--- DATA FOR THIS EXERCISE ---
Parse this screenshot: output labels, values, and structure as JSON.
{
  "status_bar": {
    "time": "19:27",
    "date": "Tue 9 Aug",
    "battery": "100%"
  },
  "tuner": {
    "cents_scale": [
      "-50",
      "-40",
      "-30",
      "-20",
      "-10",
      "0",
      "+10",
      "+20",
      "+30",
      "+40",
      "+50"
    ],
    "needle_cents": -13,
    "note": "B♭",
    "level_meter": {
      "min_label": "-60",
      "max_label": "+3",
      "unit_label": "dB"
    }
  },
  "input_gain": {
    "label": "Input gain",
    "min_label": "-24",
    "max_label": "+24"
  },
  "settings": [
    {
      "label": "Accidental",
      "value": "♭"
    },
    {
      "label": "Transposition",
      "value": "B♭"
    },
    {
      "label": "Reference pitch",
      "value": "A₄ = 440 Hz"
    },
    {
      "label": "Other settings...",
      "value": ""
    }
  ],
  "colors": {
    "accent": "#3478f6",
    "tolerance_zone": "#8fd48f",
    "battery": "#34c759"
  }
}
---
GIVEN REQUEST:
Restate every line of the data word for word.

CORRECT RESULT:
Parse this screenshot: output labels, values, and structure as JSON.
{
  "status_bar": {
    "time": "19:27",
    "date": "Tue 9 Aug",
    "battery": "100%"
  },
  "tuner": {
    "cents_scale": [
      "-50",
      "-40",
      "-30",
      "-20",
      "-10",
      "0",
      "+10",
      "+20",
      "+30",
      "+40",
      "+50"
    ],
    "needle_cents": -13,
    "note": "B♭",
    "level_meter": {
      "min_label": "-60",
      "max_label": "+3",
      "unit_label": "dB"
    }
  },
  "input_gain": {
    "label": "Input gain",
    "min_label": "-24",
    "max_label": "+24"
  },
  "settings": [
    {
      "label": "Accidental",
      "value": "♭"
    },
    {
      "label": "Transposition",
      "value": "B♭"
    },
    {
      "label": "Reference pitch",
      "value": "A₄ = 440 Hz"
    },
    {
      "label": "Other settings...",
      "value": ""
    }
  ],
  "colors": {
    "accent": "#3478f6",
    "tolerance_zone": "#8fd48f",
    "battery": "#34c759"
  }
}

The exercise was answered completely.